**What needs to be done**.
Write out each line word for word. Drop pictures.

══ Input records

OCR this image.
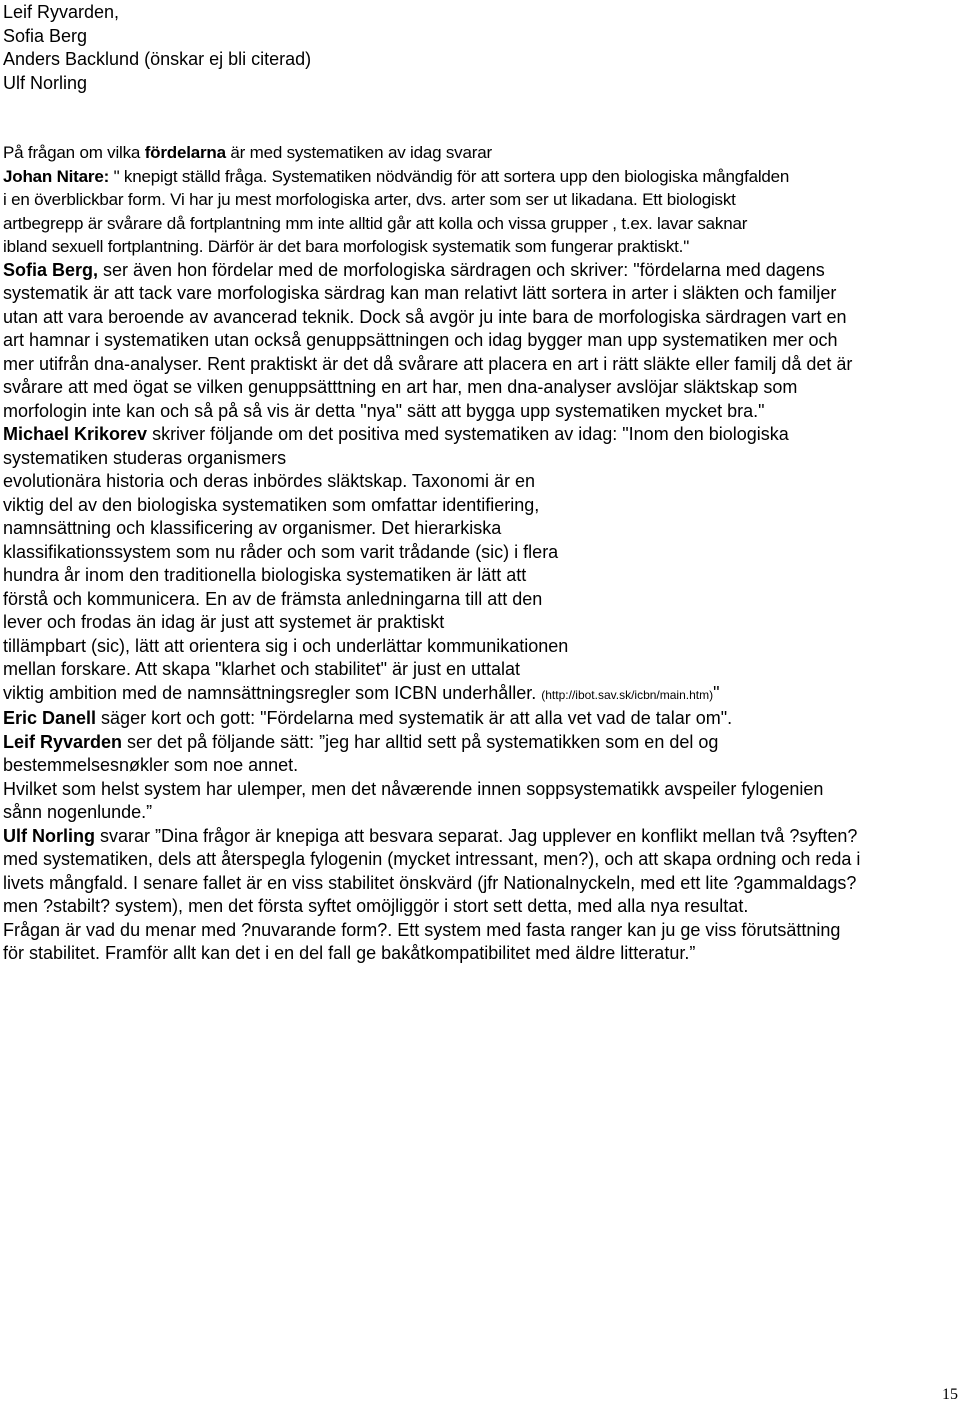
Leif Ryvarden,
Sofia Berg
Anders Backlund (önskar ej bli citerad)
Ulf Norling
På frågan om vilka fördelarna är med systematiken av idag svarar
Johan Nitare: " knepigt ställd fråga. Systematiken nödvändig för att sortera upp den biologiska mångfalden
i en överblickbar form. Vi har ju mest morfologiska arter, dvs. arter som ser ut likadana. Ett biologiskt
artbegrepp är svårare då fortplantning mm inte alltid går att kolla och vissa grupper , t.ex. lavar saknar
ibland sexuell fortplantning. Därför är det bara morfologisk systematik som fungerar praktiskt."
Sofia Berg, ser även hon fördelar med de morfologiska särdragen och skriver: "fördelarna med dagens
systematik är att tack vare morfologiska särdrag kan man relativt lätt sortera in arter i släkten och familjer
utan att vara beroende av avancerad teknik. Dock så avgör ju inte bara de morfologiska särdragen vart en
art hamnar i systematiken utan också genuppsättningen och idag bygger man upp systematiken mer och
mer utifrån dna-analyser. Rent praktiskt är det då svårare att placera en art i rätt släkte eller familj då det är
svårare att med ögat se vilken genuppsätttning en art har, men dna-analyser avslöjar släktskap som
morfologin inte kan och så på så vis är detta "nya" sätt att bygga upp systematiken mycket bra."
Michael Krikorev skriver följande om det positiva med systematiken av idag: "Inom den biologiska
systematiken studeras organismers
evolutionära historia och deras inbördes släktskap. Taxonomi är en
viktig del av den biologiska systematiken som omfattar identifiering,
namnsättning och klassificering av organismer. Det hierarkiska
klassifikationssystem som nu råder och som varit trådande (sic) i flera
hundra år inom den traditionella biologiska systematiken är lätt att
förstå och kommunicera. En av de främsta anledningarna till att den
lever och frodas än idag är just att systemet är praktiskt
tillämpbart (sic), lätt att orientera sig i och underlättar kommunikationen
mellan forskare. Att skapa "klarhet och stabilitet" är just en uttalat
viktig ambition med de namnsättningsregler som ICBN underhåller. (http://ibot.sav.sk/icbn/main.htm)"
Eric Danell säger kort och gott: "Fördelarna med systematik är att alla vet vad de talar om".
Leif Ryvarden ser det på följande sätt: ”jeg har alltid sett på systematikken som en del og
bestemmelsesnøkler som noe annet.
Hvilket som helst system har ulemper, men det nåværende innen soppsystematikk avspeiler fylogenien
sånn nogenlunde.”
Ulf Norling svarar ”Dina frågor är knepiga att besvara separat. Jag upplever en konflikt mellan två ?syften?
med systematiken, dels att återspegla fylogenin (mycket intressant, men?), och att skapa ordning och reda i
livets mångfald. I senare fallet är en viss stabilitet önskvärd (jfr Nationalnyckeln, med ett lite ?gammaldags?
men ?stabilt? system), men det första syftet omöjliggör i stort sett detta, med alla nya resultat.
Frågan är vad du menar med ?nuvarande form?. Ett system med fasta ranger kan ju ge viss förutsättning
för stabilitet. Framför allt kan det i en del fall ge bakåtkompatibilitet med äldre litteratur.”
15
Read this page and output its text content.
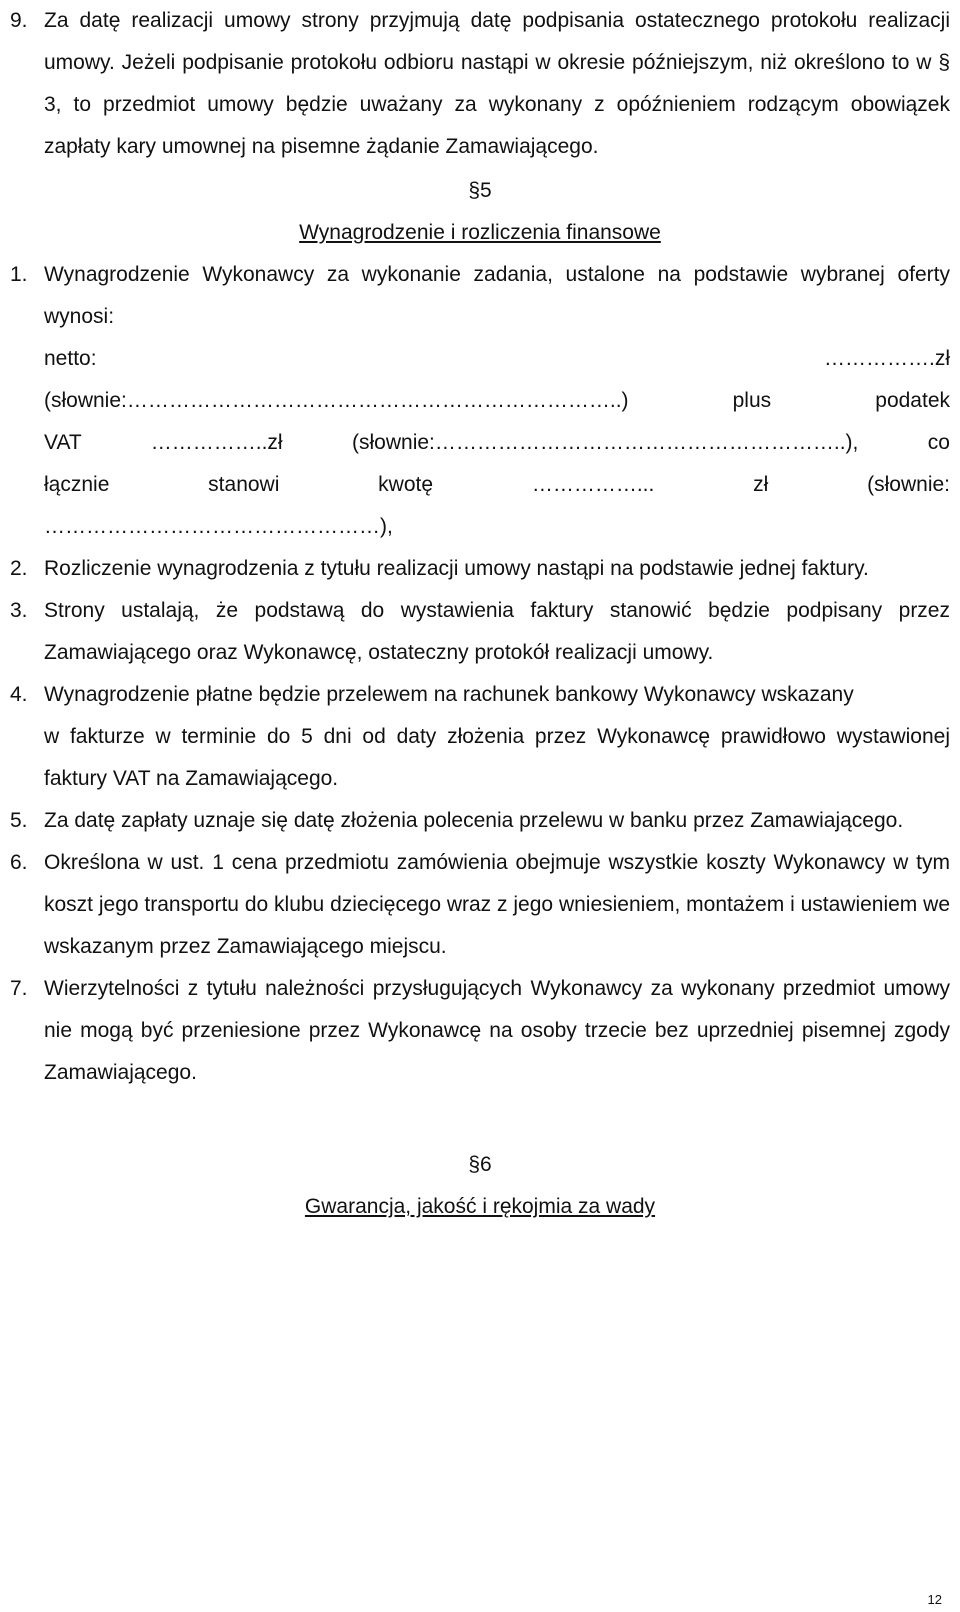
9. Za datę realizacji umowy strony przyjmują datę podpisania ostatecznego protokołu realizacji umowy. Jeżeli podpisanie protokołu odbioru nastąpi w okresie późniejszym, niż określono to w § 3, to przedmiot umowy będzie uważany za wykonany z opóźnieniem rodzącym obowiązek zapłaty kary umownej na pisemne żądanie Zamawiającego.
§5
Wynagrodzenie i rozliczenia finansowe
1. Wynagrodzenie Wykonawcy za wykonanie zadania, ustalone na podstawie wybranej oferty wynosi:
netto:	…………….zł
(słownie:……………………………………………………………..) plus podatek
VAT ……………..zł (słownie:…………………………………………………..), co
łącznie stanowi kwotę ……………... zł (słownie:
…………………………………………),
2. Rozliczenie wynagrodzenia z tytułu realizacji umowy nastąpi na podstawie jednej faktury.
3. Strony ustalają, że podstawą do wystawienia faktury stanowić będzie podpisany przez Zamawiającego oraz Wykonawcę, ostateczny protokół realizacji umowy.
4. Wynagrodzenie płatne będzie przelewem na rachunek bankowy Wykonawcy wskazany
w fakturze w terminie do 5 dni od daty złożenia przez Wykonawcę prawidłowo wystawionej faktury VAT na Zamawiającego.
5. Za datę zapłaty uznaje się datę złożenia polecenia przelewu w banku przez Zamawiającego.
6. Określona w ust. 1 cena przedmiotu zamówienia obejmuje wszystkie koszty Wykonawcy w tym koszt jego transportu do klubu dziecięcego wraz z jego wniesieniem, montażem i ustawieniem we wskazanym przez Zamawiającego miejscu.
7. Wierzytelności z tytułu należności przysługujących Wykonawcy za wykonany przedmiot umowy nie mogą być przeniesione przez Wykonawcę na osoby trzecie bez uprzedniej pisemnej zgody Zamawiającego.
§6
Gwarancja, jakość i rękojmia za wady
12
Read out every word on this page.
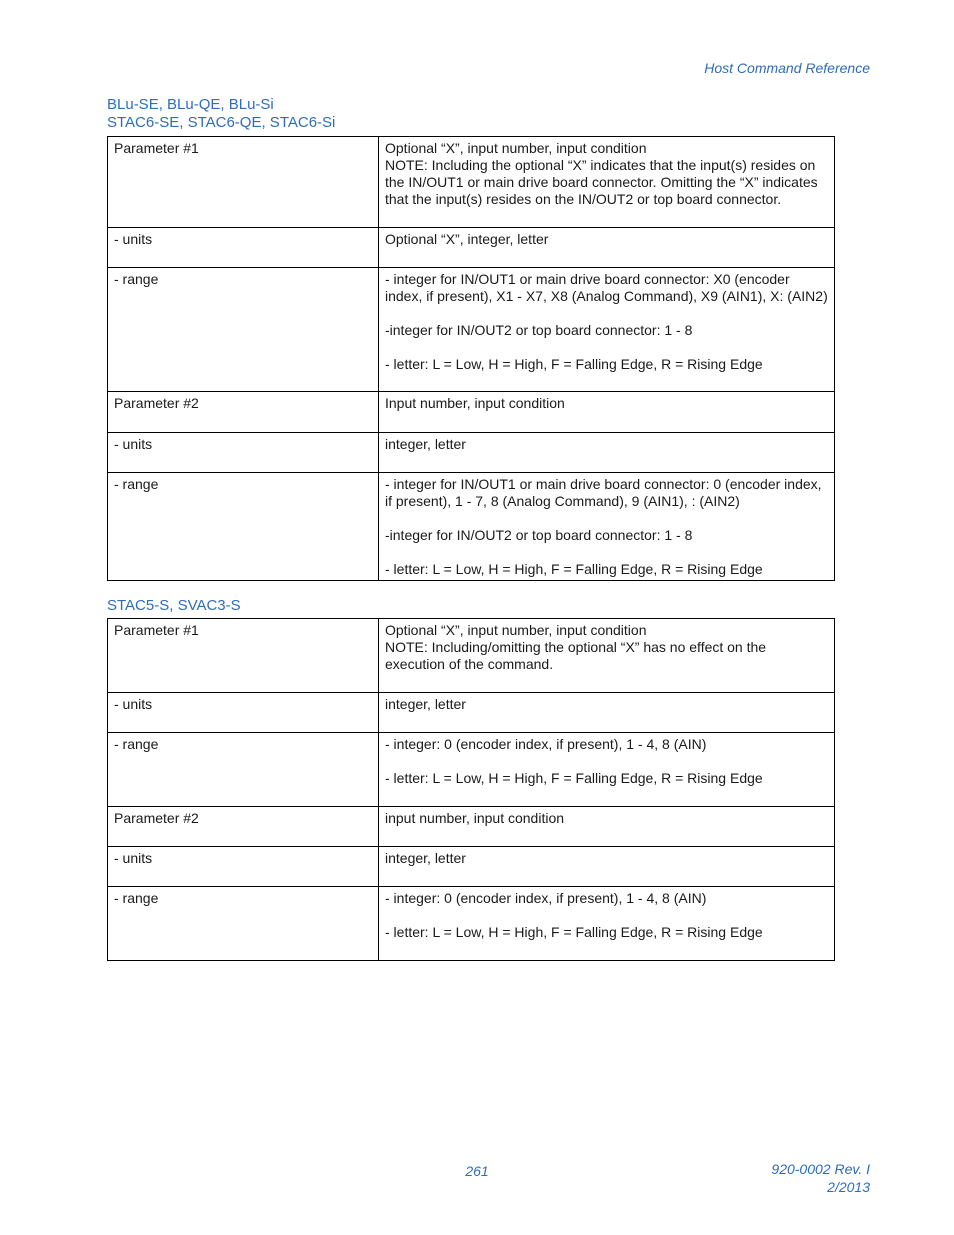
Host Command Reference
BLu-SE, BLu-QE, BLu-Si
STAC6-SE, STAC6-QE, STAC6-Si
Parameter #1	Optional “X”, input number, input condition
NOTE: Including the optional “X” indicates that the input(s) resides on the IN/OUT1 or main drive board connector. Omitting the “X” indicates that the input(s) resides on the IN/OUT2 or top board connector.

- units	Optional “X”, integer, letter
- range	- integer for IN/OUT1 or main drive board connector: X0 (encoder index, if present), X1 - X7, X8 (Analog Command), X9 (AIN1), X: (AIN2)
-integer for IN/OUT2 or top board connector: 1 - 8
- letter: L = Low, H = High, F = Falling Edge, R = Rising Edge

Parameter #2	Input number, input condition
- units	integer, letter
- range	- integer for IN/OUT1 or main drive board connector: 0 (encoder index, if present), 1 - 7, 8 (Analog Command), 9 (AIN1), : (AIN2)
-integer for IN/OUT2 or top board connector: 1 - 8
- letter: L = Low, H = High, F = Falling Edge, R = Rising Edge
STAC5-S, SVAC3-S
Parameter #1	Optional “X”, input number, input condition
NOTE: Including/omitting the optional “X” has no effect on the execution of the command.

- units	integer, letter
- range	- integer: 0 (encoder index, if present), 1 - 4, 8 (AIN)
- letter: L = Low, H = High, F = Falling Edge, R = Rising Edge

Parameter #2	input number, input condition
- units	integer, letter
- range	- integer: 0 (encoder index, if present), 1 - 4, 8 (AIN)
- letter: L = Low, H = High, F = Falling Edge, R = Rising Edge
261	920-0002 Rev. I
2/2013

════

**Response below**.
OCR this image.
Leif Ryvarden,
Sofia Berg
Anders Backlund (önskar ej bli citerad)
Ulf Norling
På frågan om vilka fördelarna är med systematiken av idag svarar
Johan Nitare: " knepigt ställd fråga. Systematiken nödvändig för att sortera upp den biologiska mångfalden
i en överblickbar form. Vi har ju mest morfologiska arter, dvs. arter som ser ut likadana. Ett biologiskt
artbegrepp är svårare då fortplantning mm inte alltid går att kolla och vissa grupper , t.ex. lavar saknar
ibland sexuell fortplantning. Därför är det bara morfologisk systematik som fungerar praktiskt."
Sofia Berg, ser även hon fördelar med de morfologiska särdragen och skriver: "fördelarna med dagens
systematik är att tack vare morfologiska särdrag kan man relativt lätt sortera in arter i släkten och familjer
utan att vara beroende av avancerad teknik. Dock så avgör ju inte bara de morfologiska särdragen vart en
art hamnar i systematiken utan också genuppsättningen och idag bygger man upp systematiken mer och
mer utifrån dna-analyser. Rent praktiskt är det då svårare att placera en art i rätt släkte eller familj då det är
svårare att med ögat se vilken genuppsätttning en art har, men dna-analyser avslöjar släktskap som
morfologin inte kan och så på så vis är detta "nya" sätt att bygga upp systematiken mycket bra."
Michael Krikorev skriver följande om det positiva med systematiken av idag: "Inom den biologiska
systematiken studeras organismers
evolutionära historia och deras inbördes släktskap. Taxonomi är en
viktig del av den biologiska systematiken som omfattar identifiering,
namnsättning och klassificering av organismer. Det hierarkiska
klassifikationssystem som nu råder och som varit trådande (sic) i flera
hundra år inom den traditionella biologiska systematiken är lätt att
förstå och kommunicera. En av de främsta anledningarna till att den
lever och frodas än idag är just att systemet är praktiskt
tillämpbart (sic), lätt att orientera sig i och underlättar kommunikationen
mellan forskare. Att skapa "klarhet och stabilitet" är just en uttalat
viktig ambition med de namnsättningsregler som ICBN underhåller. (http://ibot.sav.sk/icbn/main.htm)"
Eric Danell säger kort och gott: "Fördelarna med systematik är att alla vet vad de talar om".
Leif Ryvarden ser det på följande sätt: ”jeg har alltid sett på systematikken som en del og
bestemmelsesnøkler som noe annet.
Hvilket som helst system har ulemper, men det nåværende innen soppsystematikk avspeiler fylogenien
sånn nogenlunde.”
Ulf Norling svarar ”Dina frågor är knepiga att besvara separat. Jag upplever en konflikt mellan två ?syften?
med systematiken, dels att återspegla fylogenin (mycket intressant, men?), och att skapa ordning och reda i
livets mångfald. I senare fallet är en viss stabilitet önskvärd (jfr Nationalnyckeln, med ett lite ?gammaldags?
men ?stabilt? system), men det första syftet omöjliggör i stort sett detta, med alla nya resultat.
Frågan är vad du menar med ?nuvarande form?. Ett system med fasta ranger kan ju ge viss förutsättning
för stabilitet. Framför allt kan det i en del fall ge bakåtkompatibilitet med äldre litteratur.”
15
Read this page and output its text content.
9. Za datę realizacji umowy strony przyjmują datę podpisania ostatecznego protokołu realizacji umowy. Jeżeli podpisanie protokołu odbioru nastąpi w okresie późniejszym, niż określono to w § 3, to przedmiot umowy będzie uważany za wykonany z opóźnieniem rodzącym obowiązek zapłaty kary umownej na pisemne żądanie Zamawiającego.
§5
Wynagrodzenie i rozliczenia finansowe
1. Wynagrodzenie Wykonawcy za wykonanie zadania, ustalone na podstawie wybranej oferty wynosi:
netto:	…………….zł
(słownie:……………………………………………………………..) plus podatek
VAT ……………..zł (słownie:…………………………………………………..), co
łącznie stanowi kwotę ……………... zł (słownie:
…………………………………………),
2. Rozliczenie wynagrodzenia z tytułu realizacji umowy nastąpi na podstawie jednej faktury.
3. Strony ustalają, że podstawą do wystawienia faktury stanowić będzie podpisany przez Zamawiającego oraz Wykonawcę, ostateczny protokół realizacji umowy.
4. Wynagrodzenie płatne będzie przelewem na rachunek bankowy Wykonawcy wskazany
w fakturze w terminie do 5 dni od daty złożenia przez Wykonawcę prawidłowo wystawionej faktury VAT na Zamawiającego.
5. Za datę zapłaty uznaje się datę złożenia polecenia przelewu w banku przez Zamawiającego.
6. Określona w ust. 1 cena przedmiotu zamówienia obejmuje wszystkie koszty Wykonawcy w tym koszt jego transportu do klubu dziecięcego wraz z jego wniesieniem, montażem i ustawieniem we wskazanym przez Zamawiającego miejscu.
7. Wierzytelności z tytułu należności przysługujących Wykonawcy za wykonany przedmiot umowy nie mogą być przeniesione przez Wykonawcę na osoby trzecie bez uprzedniej pisemnej zgody Zamawiającego.
§6
Gwarancja, jakość i rękojmia za wady
12
Read out every word on this page.
Host Command Reference
BLu-SE, BLu-QE, BLu-Si
STAC6-SE, STAC6-QE, STAC6-Si
Parameter #1	Optional “X”, input number, input condition
NOTE: Including the optional “X” indicates that the input(s) resides on the IN/OUT1 or main drive board connector. Omitting the “X” indicates that the input(s) resides on the IN/OUT2 or top board connector.

- units	Optional “X”, integer, letter
- range	- integer for IN/OUT1 or main drive board connector: X0 (encoder index, if present), X1 - X7, X8 (Analog Command), X9 (AIN1), X: (AIN2)
-integer for IN/OUT2 or top board connector: 1 - 8
- letter: L = Low, H = High, F = Falling Edge, R = Rising Edge

Parameter #2	Input number, input condition
- units	integer, letter
- range	- integer for IN/OUT1 or main drive board connector: 0 (encoder index, if present), 1 - 7, 8 (Analog Command), 9 (AIN1), : (AIN2)
-integer for IN/OUT2 or top board connector: 1 - 8
- letter: L = Low, H = High, F = Falling Edge, R = Rising Edge
STAC5-S, SVAC3-S
Parameter #1	Optional “X”, input number, input condition
NOTE: Including/omitting the optional “X” has no effect on the execution of the command.

- units	integer, letter
- range	- integer: 0 (encoder index, if present), 1 - 4, 8 (AIN)
- letter: L = Low, H = High, F = Falling Edge, R = Rising Edge

Parameter #2	input number, input condition
- units	integer, letter
- range	- integer: 0 (encoder index, if present), 1 - 4, 8 (AIN)
- letter: L = Low, H = High, F = Falling Edge, R = Rising Edge
261	920-0002 Rev. I
2/2013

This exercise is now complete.